Given request: Copy each line of the entries beneath that contains the word "przebiegu".

Records to use:
+++++
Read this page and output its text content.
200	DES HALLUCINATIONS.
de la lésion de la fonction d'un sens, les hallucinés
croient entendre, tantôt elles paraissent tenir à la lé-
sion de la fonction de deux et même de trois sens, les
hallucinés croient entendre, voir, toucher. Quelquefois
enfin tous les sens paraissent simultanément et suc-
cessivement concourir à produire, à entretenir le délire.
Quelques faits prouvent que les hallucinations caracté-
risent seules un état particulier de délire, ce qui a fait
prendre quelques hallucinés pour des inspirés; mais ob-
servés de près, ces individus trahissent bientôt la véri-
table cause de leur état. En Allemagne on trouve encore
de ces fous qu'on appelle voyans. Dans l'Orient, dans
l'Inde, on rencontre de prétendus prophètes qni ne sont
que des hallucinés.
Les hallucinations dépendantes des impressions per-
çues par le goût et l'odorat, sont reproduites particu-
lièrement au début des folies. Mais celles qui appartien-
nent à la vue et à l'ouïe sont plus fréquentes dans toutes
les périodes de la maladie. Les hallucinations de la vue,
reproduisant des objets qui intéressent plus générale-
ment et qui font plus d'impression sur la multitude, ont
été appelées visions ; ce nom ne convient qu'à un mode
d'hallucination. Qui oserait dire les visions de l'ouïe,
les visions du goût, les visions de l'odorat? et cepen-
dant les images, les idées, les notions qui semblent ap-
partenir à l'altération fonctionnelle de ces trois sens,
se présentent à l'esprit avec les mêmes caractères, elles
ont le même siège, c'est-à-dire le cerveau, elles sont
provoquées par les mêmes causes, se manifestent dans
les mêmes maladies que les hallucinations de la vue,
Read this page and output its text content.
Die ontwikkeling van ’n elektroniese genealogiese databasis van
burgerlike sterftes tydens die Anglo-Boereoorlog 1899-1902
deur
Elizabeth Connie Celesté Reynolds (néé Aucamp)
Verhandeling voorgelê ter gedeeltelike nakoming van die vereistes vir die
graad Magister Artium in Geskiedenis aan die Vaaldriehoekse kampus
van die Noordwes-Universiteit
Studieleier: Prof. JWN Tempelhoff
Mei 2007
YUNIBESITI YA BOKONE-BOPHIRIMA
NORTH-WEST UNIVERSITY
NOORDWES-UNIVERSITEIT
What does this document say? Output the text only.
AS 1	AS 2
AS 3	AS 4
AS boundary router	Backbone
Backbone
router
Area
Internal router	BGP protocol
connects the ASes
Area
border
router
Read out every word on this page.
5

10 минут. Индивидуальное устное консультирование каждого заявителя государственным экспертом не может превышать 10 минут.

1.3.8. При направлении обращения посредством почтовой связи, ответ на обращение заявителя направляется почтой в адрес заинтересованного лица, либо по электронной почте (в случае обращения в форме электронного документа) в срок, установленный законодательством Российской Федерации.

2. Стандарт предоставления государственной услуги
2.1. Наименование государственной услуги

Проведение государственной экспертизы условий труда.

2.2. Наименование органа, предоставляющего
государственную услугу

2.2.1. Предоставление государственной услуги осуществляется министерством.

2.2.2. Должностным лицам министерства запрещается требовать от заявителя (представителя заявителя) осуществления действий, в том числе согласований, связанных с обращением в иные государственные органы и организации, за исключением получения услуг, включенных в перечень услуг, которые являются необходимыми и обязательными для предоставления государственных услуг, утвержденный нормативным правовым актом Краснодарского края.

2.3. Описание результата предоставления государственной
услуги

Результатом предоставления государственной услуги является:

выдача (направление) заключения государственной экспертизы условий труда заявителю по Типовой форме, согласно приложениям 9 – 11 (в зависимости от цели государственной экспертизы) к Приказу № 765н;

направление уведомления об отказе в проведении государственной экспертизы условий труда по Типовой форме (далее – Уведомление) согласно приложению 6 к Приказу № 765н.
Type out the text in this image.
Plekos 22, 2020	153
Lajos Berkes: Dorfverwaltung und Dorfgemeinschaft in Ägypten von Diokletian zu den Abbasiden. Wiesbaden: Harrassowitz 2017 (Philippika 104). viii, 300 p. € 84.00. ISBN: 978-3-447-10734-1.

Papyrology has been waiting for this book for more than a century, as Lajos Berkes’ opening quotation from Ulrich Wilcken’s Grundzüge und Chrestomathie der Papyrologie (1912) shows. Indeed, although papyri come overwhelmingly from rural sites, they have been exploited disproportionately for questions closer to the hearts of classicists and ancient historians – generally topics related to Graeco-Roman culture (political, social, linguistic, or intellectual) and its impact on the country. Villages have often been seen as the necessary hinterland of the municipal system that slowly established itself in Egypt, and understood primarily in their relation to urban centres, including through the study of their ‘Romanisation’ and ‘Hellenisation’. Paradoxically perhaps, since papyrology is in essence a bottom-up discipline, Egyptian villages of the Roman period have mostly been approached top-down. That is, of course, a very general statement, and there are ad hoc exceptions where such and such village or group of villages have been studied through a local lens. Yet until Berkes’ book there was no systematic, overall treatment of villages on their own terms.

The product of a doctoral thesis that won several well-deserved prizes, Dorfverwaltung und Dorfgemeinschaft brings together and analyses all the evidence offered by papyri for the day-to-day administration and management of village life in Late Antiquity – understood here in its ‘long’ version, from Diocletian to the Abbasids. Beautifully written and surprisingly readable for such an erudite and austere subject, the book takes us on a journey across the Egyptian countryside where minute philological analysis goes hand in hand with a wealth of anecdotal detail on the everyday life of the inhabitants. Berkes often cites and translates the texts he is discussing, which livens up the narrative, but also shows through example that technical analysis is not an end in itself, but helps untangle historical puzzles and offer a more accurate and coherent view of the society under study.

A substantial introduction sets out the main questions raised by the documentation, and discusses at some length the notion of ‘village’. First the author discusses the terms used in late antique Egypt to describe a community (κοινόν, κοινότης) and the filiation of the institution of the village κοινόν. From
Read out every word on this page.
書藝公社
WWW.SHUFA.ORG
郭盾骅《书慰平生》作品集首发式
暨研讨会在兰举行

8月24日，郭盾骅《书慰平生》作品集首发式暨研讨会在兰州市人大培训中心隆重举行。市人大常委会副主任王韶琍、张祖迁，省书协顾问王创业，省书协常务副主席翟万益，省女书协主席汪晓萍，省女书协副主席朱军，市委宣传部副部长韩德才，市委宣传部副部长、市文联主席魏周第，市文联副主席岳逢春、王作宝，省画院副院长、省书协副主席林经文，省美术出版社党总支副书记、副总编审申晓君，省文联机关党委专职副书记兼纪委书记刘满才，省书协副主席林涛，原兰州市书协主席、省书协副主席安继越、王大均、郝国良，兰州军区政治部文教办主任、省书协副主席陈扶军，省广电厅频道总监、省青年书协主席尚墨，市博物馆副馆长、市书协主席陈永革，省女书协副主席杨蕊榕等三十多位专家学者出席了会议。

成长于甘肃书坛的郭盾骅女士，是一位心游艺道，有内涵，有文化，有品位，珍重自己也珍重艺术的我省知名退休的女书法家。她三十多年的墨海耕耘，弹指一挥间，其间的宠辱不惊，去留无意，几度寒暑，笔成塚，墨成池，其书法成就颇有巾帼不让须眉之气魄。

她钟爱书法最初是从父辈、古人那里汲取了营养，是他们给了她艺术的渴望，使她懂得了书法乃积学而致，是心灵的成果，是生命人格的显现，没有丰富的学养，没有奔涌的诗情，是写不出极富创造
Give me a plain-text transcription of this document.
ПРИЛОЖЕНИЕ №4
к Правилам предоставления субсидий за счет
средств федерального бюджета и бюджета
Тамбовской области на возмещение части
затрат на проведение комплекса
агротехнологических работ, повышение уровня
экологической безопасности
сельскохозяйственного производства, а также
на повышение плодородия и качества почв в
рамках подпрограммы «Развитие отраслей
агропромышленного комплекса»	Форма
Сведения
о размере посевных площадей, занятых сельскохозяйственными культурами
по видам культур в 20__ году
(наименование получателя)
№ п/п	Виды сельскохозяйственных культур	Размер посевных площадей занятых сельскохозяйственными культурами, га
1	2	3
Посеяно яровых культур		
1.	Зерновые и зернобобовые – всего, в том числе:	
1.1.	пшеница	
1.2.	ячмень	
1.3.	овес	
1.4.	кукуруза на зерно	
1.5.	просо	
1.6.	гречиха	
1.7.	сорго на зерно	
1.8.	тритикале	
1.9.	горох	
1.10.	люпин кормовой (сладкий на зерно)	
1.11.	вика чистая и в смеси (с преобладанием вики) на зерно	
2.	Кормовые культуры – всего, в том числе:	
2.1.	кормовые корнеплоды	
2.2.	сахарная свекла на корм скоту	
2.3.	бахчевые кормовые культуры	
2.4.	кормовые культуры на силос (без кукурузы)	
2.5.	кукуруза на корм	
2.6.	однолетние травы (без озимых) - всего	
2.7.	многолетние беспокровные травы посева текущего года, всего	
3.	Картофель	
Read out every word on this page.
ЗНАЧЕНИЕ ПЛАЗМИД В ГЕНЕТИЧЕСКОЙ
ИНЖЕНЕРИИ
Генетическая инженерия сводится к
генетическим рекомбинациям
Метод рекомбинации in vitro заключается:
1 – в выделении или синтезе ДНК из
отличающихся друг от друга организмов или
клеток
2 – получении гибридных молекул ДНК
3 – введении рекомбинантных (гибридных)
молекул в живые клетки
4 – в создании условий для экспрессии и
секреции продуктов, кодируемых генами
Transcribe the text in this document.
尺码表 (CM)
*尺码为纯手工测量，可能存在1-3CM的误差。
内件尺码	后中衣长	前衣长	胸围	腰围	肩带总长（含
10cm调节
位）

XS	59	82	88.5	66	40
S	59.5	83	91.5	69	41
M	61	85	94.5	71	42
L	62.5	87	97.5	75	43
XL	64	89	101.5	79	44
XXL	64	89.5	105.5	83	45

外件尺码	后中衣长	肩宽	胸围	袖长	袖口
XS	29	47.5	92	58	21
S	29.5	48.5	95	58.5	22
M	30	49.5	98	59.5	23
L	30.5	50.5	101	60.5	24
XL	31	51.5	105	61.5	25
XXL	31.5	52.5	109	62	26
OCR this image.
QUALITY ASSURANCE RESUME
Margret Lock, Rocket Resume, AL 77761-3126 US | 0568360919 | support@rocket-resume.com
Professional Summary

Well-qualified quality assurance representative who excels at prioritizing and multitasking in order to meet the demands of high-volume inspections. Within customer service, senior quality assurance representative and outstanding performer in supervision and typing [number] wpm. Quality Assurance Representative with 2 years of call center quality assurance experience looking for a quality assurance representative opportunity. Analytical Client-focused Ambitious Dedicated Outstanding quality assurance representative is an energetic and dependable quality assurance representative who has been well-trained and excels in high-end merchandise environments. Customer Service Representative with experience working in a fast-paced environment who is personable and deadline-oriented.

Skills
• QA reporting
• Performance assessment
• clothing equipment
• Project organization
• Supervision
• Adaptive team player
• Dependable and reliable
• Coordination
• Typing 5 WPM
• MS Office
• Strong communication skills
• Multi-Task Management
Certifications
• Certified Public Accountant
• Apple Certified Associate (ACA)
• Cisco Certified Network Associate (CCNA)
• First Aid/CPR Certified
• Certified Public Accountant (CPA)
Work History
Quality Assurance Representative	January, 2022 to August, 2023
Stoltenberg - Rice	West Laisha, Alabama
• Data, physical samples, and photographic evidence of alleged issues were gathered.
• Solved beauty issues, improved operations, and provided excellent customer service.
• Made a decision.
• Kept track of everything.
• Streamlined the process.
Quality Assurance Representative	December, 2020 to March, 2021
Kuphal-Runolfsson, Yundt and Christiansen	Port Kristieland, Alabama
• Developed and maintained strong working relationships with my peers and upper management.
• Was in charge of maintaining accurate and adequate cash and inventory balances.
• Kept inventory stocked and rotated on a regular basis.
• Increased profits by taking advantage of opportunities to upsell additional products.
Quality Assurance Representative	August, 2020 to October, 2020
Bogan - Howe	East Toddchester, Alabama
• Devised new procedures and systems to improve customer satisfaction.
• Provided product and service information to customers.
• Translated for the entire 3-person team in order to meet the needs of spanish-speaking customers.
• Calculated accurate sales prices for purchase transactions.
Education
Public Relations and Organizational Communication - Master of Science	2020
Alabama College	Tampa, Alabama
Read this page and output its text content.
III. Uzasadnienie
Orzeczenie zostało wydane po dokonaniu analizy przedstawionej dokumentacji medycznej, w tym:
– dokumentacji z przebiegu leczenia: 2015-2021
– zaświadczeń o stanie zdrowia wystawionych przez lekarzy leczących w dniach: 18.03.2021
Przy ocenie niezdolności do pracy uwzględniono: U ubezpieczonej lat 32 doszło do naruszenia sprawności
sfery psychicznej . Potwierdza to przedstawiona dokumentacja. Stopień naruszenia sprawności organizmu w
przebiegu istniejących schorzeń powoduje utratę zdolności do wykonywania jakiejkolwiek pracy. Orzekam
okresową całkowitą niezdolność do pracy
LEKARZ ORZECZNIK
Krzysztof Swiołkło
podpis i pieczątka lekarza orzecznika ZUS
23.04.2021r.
+++++
Exercise response:
– dokumentacji z przebiegu leczenia: 2015-2021
przebiegu istniejących schorzeń powoduje utratę zdolności do wykonywania jakiejkolwiek pracy. Orzekam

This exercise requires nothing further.